- EXTRACTED INFORMATION -
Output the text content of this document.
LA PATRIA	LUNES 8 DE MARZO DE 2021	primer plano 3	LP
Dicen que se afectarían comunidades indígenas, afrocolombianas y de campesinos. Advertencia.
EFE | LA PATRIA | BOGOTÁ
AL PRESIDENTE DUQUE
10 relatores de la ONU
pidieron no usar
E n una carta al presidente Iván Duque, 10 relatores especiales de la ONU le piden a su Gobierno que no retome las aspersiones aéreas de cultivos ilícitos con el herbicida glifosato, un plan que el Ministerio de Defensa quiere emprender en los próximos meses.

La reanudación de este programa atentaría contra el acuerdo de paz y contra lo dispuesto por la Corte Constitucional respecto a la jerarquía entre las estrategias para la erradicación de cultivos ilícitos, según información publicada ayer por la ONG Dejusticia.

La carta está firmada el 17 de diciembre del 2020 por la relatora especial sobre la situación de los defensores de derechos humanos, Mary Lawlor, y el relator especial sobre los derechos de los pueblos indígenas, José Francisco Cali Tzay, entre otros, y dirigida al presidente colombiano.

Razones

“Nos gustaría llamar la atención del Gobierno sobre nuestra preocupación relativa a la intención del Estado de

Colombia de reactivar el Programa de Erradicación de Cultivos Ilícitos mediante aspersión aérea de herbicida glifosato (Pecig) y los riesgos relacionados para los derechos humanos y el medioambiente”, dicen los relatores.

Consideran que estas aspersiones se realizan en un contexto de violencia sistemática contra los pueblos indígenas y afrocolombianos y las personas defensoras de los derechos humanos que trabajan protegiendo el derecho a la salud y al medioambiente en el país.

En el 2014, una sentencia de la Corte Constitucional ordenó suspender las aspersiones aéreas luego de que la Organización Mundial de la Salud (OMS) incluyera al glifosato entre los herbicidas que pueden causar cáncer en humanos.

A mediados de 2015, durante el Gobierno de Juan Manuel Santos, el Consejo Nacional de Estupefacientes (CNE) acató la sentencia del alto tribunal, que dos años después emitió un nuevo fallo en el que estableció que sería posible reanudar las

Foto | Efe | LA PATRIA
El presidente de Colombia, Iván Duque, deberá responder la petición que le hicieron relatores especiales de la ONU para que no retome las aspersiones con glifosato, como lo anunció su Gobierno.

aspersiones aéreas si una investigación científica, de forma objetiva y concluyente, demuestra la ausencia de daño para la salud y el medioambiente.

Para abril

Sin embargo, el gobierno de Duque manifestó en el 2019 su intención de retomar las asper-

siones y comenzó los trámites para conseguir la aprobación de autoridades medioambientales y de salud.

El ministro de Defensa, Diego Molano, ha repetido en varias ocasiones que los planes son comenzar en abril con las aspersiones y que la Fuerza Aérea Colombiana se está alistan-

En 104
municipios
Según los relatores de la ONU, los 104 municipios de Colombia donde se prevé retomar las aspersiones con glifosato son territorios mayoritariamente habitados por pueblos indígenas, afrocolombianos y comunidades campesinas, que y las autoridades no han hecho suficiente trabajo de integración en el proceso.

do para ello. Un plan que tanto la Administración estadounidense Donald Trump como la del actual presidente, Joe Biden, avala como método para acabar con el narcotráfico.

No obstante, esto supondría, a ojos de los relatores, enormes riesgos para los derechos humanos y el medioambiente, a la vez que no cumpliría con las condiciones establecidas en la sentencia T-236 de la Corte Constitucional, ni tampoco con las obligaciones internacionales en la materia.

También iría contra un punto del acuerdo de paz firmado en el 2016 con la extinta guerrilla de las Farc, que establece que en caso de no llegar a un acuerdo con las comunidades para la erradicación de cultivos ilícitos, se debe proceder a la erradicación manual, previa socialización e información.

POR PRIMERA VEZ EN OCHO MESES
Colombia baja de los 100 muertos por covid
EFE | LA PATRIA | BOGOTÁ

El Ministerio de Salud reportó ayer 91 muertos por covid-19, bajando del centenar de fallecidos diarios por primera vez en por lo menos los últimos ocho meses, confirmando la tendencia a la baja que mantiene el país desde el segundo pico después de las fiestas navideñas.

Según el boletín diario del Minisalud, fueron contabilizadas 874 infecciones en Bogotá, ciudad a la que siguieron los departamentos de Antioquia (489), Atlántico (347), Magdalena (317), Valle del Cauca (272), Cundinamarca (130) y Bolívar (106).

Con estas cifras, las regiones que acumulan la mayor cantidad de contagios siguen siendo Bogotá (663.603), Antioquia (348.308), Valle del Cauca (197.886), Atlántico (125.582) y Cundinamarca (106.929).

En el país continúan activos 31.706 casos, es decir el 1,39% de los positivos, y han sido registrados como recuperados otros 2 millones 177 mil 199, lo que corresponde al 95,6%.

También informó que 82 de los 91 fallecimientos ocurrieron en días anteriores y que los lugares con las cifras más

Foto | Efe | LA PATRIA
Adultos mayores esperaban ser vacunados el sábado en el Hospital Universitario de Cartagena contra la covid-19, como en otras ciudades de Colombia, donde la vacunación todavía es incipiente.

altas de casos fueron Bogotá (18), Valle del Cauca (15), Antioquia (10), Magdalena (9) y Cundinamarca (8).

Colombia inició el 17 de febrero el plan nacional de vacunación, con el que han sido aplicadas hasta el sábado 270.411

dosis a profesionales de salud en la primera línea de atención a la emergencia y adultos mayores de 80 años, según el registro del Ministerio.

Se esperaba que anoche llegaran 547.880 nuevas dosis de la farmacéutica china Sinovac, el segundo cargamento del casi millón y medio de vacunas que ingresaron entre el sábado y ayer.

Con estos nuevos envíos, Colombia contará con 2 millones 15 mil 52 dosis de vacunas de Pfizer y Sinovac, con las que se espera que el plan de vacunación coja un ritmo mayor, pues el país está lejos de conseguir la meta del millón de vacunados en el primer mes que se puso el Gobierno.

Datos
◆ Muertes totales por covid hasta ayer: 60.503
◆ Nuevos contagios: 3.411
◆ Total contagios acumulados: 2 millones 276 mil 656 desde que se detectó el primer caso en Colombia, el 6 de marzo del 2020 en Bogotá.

- DIRECTION -
Repeat each entry word for word.

- TASK OUTPUT -
Output the text content of this document.
LA PATRIA	LUNES 8 DE MARZO DE 2021	primer plano 3	LP
Dicen que se afectarían comunidades indígenas, afrocolombianas y de campesinos. Advertencia.
EFE | LA PATRIA | BOGOTÁ
AL PRESIDENTE DUQUE
10 relatores de la ONU
pidieron no usar
E n una carta al presidente Iván Duque, 10 relatores especiales de la ONU le piden a su Gobierno que no retome las aspersiones aéreas de cultivos ilícitos con el herbicida glifosato, un plan que el Ministerio de Defensa quiere emprender en los próximos meses.

La reanudación de este programa atentaría contra el acuerdo de paz y contra lo dispuesto por la Corte Constitucional respecto a la jerarquía entre las estrategias para la erradicación de cultivos ilícitos, según información publicada ayer por la ONG Dejusticia.

La carta está firmada el 17 de diciembre del 2020 por la relatora especial sobre la situación de los defensores de derechos humanos, Mary Lawlor, y el relator especial sobre los derechos de los pueblos indígenas, José Francisco Cali Tzay, entre otros, y dirigida al presidente colombiano.

Razones

“Nos gustaría llamar la atención del Gobierno sobre nuestra preocupación relativa a la intención del Estado de

Colombia de reactivar el Programa de Erradicación de Cultivos Ilícitos mediante aspersión aérea de herbicida glifosato (Pecig) y los riesgos relacionados para los derechos humanos y el medioambiente”, dicen los relatores.

Consideran que estas aspersiones se realizan en un contexto de violencia sistemática contra los pueblos indígenas y afrocolombianos y las personas defensoras de los derechos humanos que trabajan protegiendo el derecho a la salud y al medioambiente en el país.

En el 2014, una sentencia de la Corte Constitucional ordenó suspender las aspersiones aéreas luego de que la Organización Mundial de la Salud (OMS) incluyera al glifosato entre los herbicidas que pueden causar cáncer en humanos.

A mediados de 2015, durante el Gobierno de Juan Manuel Santos, el Consejo Nacional de Estupefacientes (CNE) acató la sentencia del alto tribunal, que dos años después emitió un nuevo fallo en el que estableció que sería posible reanudar las

Foto | Efe | LA PATRIA
El presidente de Colombia, Iván Duque, deberá responder la petición que le hicieron relatores especiales de la ONU para que no retome las aspersiones con glifosato, como lo anunció su Gobierno.

aspersiones aéreas si una investigación científica, de forma objetiva y concluyente, demuestra la ausencia de daño para la salud y el medioambiente.

Para abril

Sin embargo, el gobierno de Duque manifestó en el 2019 su intención de retomar las asper-

siones y comenzó los trámites para conseguir la aprobación de autoridades medioambientales y de salud.

El ministro de Defensa, Diego Molano, ha repetido en varias ocasiones que los planes son comenzar en abril con las aspersiones y que la Fuerza Aérea Colombiana se está alistan-

En 104
municipios
Según los relatores de la ONU, los 104 municipios de Colombia donde se prevé retomar las aspersiones con glifosato son territorios mayoritariamente habitados por pueblos indígenas, afrocolombianos y comunidades campesinas, que y las autoridades no han hecho suficiente trabajo de integración en el proceso.

do para ello. Un plan que tanto la Administración estadounidense Donald Trump como la del actual presidente, Joe Biden, avala como método para acabar con el narcotráfico.

No obstante, esto supondría, a ojos de los relatores, enormes riesgos para los derechos humanos y el medioambiente, a la vez que no cumpliría con las condiciones establecidas en la sentencia T-236 de la Corte Constitucional, ni tampoco con las obligaciones internacionales en la materia.

También iría contra un punto del acuerdo de paz firmado en el 2016 con la extinta guerrilla de las Farc, que establece que en caso de no llegar a un acuerdo con las comunidades para la erradicación de cultivos ilícitos, se debe proceder a la erradicación manual, previa socialización e información.

POR PRIMERA VEZ EN OCHO MESES
Colombia baja de los 100 muertos por covid
EFE | LA PATRIA | BOGOTÁ

El Ministerio de Salud reportó ayer 91 muertos por covid-19, bajando del centenar de fallecidos diarios por primera vez en por lo menos los últimos ocho meses, confirmando la tendencia a la baja que mantiene el país desde el segundo pico después de las fiestas navideñas.

Según el boletín diario del Minisalud, fueron contabilizadas 874 infecciones en Bogotá, ciudad a la que siguieron los departamentos de Antioquia (489), Atlántico (347), Magdalena (317), Valle del Cauca (272), Cundinamarca (130) y Bolívar (106).

Con estas cifras, las regiones que acumulan la mayor cantidad de contagios siguen siendo Bogotá (663.603), Antioquia (348.308), Valle del Cauca (197.886), Atlántico (125.582) y Cundinamarca (106.929).

En el país continúan activos 31.706 casos, es decir el 1,39% de los positivos, y han sido registrados como recuperados otros 2 millones 177 mil 199, lo que corresponde al 95,6%.

También informó que 82 de los 91 fallecimientos ocurrieron en días anteriores y que los lugares con las cifras más

Foto | Efe | LA PATRIA
Adultos mayores esperaban ser vacunados el sábado en el Hospital Universitario de Cartagena contra la covid-19, como en otras ciudades de Colombia, donde la vacunación todavía es incipiente.

altas de casos fueron Bogotá (18), Valle del Cauca (15), Antioquia (10), Magdalena (9) y Cundinamarca (8).

Colombia inició el 17 de febrero el plan nacional de vacunación, con el que han sido aplicadas hasta el sábado 270.411

dosis a profesionales de salud en la primera línea de atención a la emergencia y adultos mayores de 80 años, según el registro del Ministerio.

Se esperaba que anoche llegaran 547.880 nuevas dosis de la farmacéutica china Sinovac, el segundo cargamento del casi millón y medio de vacunas que ingresaron entre el sábado y ayer.

Con estos nuevos envíos, Colombia contará con 2 millones 15 mil 52 dosis de vacunas de Pfizer y Sinovac, con las que se espera que el plan de vacunación coja un ritmo mayor, pues el país está lejos de conseguir la meta del millón de vacunados en el primer mes que se puso el Gobierno.

Datos
◆ Muertes totales por covid hasta ayer: 60.503
◆ Nuevos contagios: 3.411
◆ Total contagios acumulados: 2 millones 276 mil 656 desde que se detectó el primer caso en Colombia, el 6 de marzo del 2020 en Bogotá.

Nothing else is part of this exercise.